## Directions:
Transcribe each line of the material as it is, and drop any picture.

=== Records shown ===

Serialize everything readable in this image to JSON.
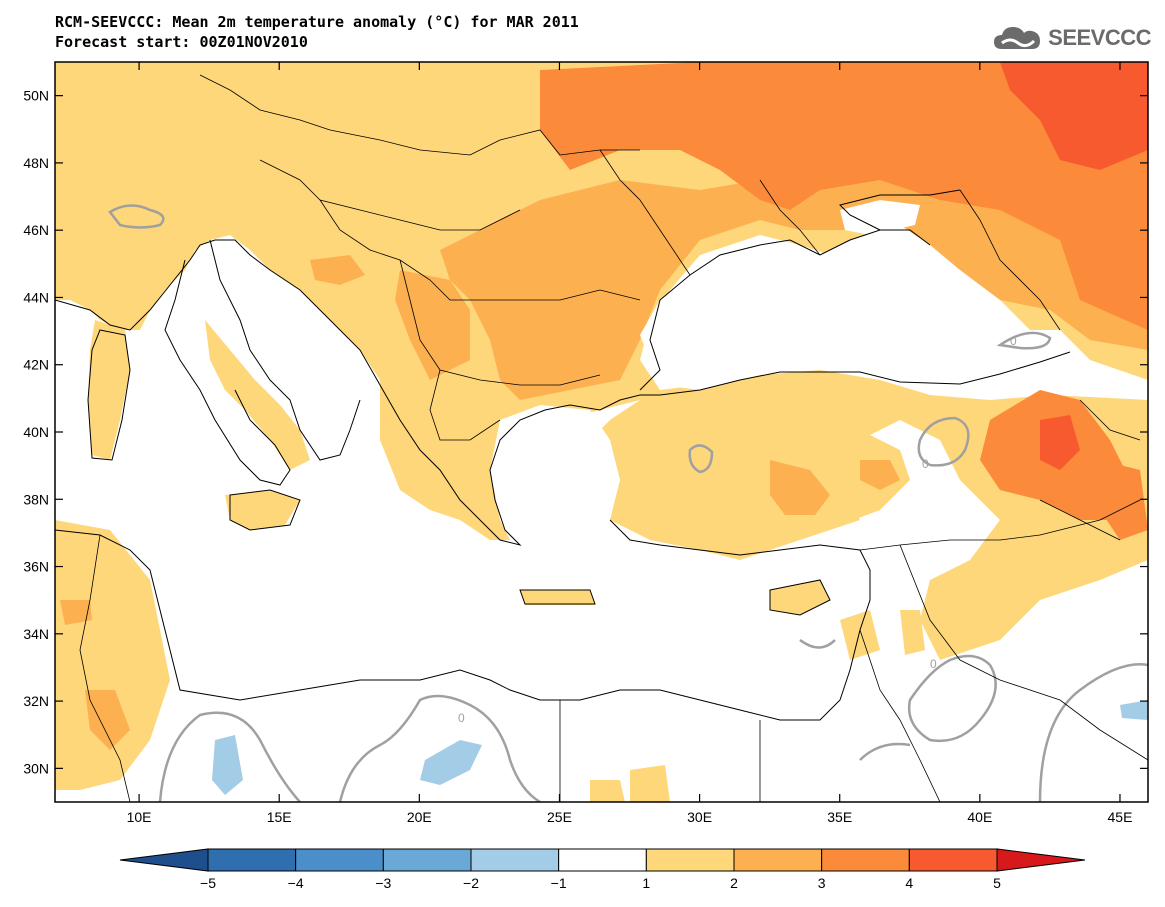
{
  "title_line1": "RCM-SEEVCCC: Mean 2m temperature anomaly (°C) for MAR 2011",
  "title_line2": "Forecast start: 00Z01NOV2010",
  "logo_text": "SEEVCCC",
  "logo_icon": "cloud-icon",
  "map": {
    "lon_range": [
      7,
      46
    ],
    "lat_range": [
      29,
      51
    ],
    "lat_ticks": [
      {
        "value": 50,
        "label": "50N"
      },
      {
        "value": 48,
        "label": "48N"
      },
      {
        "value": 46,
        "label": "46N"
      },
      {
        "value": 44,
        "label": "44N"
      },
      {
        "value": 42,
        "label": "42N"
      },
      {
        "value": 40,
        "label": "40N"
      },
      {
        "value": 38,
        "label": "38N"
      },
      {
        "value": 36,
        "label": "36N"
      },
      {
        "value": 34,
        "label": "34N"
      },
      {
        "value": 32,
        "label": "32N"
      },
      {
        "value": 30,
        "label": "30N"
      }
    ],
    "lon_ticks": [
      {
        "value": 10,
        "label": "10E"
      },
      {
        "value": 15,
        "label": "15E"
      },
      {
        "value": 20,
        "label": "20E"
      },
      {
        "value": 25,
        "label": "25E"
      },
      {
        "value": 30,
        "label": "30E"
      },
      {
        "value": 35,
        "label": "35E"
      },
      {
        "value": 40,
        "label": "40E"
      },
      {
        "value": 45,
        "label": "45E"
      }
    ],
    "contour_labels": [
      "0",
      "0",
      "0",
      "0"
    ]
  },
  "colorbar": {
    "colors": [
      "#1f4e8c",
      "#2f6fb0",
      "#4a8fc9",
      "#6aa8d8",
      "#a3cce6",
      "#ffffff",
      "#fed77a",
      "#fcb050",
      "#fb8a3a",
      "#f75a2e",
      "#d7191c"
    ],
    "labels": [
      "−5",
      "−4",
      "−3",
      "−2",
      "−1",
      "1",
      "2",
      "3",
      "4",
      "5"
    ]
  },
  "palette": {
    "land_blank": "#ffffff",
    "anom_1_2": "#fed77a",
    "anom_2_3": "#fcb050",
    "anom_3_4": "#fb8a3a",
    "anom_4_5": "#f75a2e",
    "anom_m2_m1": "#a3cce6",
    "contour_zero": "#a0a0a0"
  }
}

===

## Response to the exercise:
Serialize everything readable in this image to JSON.
{
  "title_line1": "RCM-SEEVCCC: Mean 2m temperature anomaly (°C) for MAR 2011",
  "title_line2": "Forecast start: 00Z01NOV2010",
  "logo_text": "SEEVCCC",
  "logo_icon": "cloud-icon",
  "map": {
    "lon_range": [
      7,
      46
    ],
    "lat_range": [
      29,
      51
    ],
    "lat_ticks": [
      {
        "value": 50,
        "label": "50N"
      },
      {
        "value": 48,
        "label": "48N"
      },
      {
        "value": 46,
        "label": "46N"
      },
      {
        "value": 44,
        "label": "44N"
      },
      {
        "value": 42,
        "label": "42N"
      },
      {
        "value": 40,
        "label": "40N"
      },
      {
        "value": 38,
        "label": "38N"
      },
      {
        "value": 36,
        "label": "36N"
      },
      {
        "value": 34,
        "label": "34N"
      },
      {
        "value": 32,
        "label": "32N"
      },
      {
        "value": 30,
        "label": "30N"
      }
    ],
    "lon_ticks": [
      {
        "value": 10,
        "label": "10E"
      },
      {
        "value": 15,
        "label": "15E"
      },
      {
        "value": 20,
        "label": "20E"
      },
      {
        "value": 25,
        "label": "25E"
      },
      {
        "value": 30,
        "label": "30E"
      },
      {
        "value": 35,
        "label": "35E"
      },
      {
        "value": 40,
        "label": "40E"
      },
      {
        "value": 45,
        "label": "45E"
      }
    ],
    "contour_labels": [
      "0",
      "0",
      "0",
      "0"
    ]
  },
  "colorbar": {
    "colors": [
      "#1f4e8c",
      "#2f6fb0",
      "#4a8fc9",
      "#6aa8d8",
      "#a3cce6",
      "#ffffff",
      "#fed77a",
      "#fcb050",
      "#fb8a3a",
      "#f75a2e",
      "#d7191c"
    ],
    "labels": [
      "−5",
      "−4",
      "−3",
      "−2",
      "−1",
      "1",
      "2",
      "3",
      "4",
      "5"
    ]
  },
  "palette": {
    "land_blank": "#ffffff",
    "anom_1_2": "#fed77a",
    "anom_2_3": "#fcb050",
    "anom_3_4": "#fb8a3a",
    "anom_4_5": "#f75a2e",
    "anom_m2_m1": "#a3cce6",
    "contour_zero": "#a0a0a0"
  }
}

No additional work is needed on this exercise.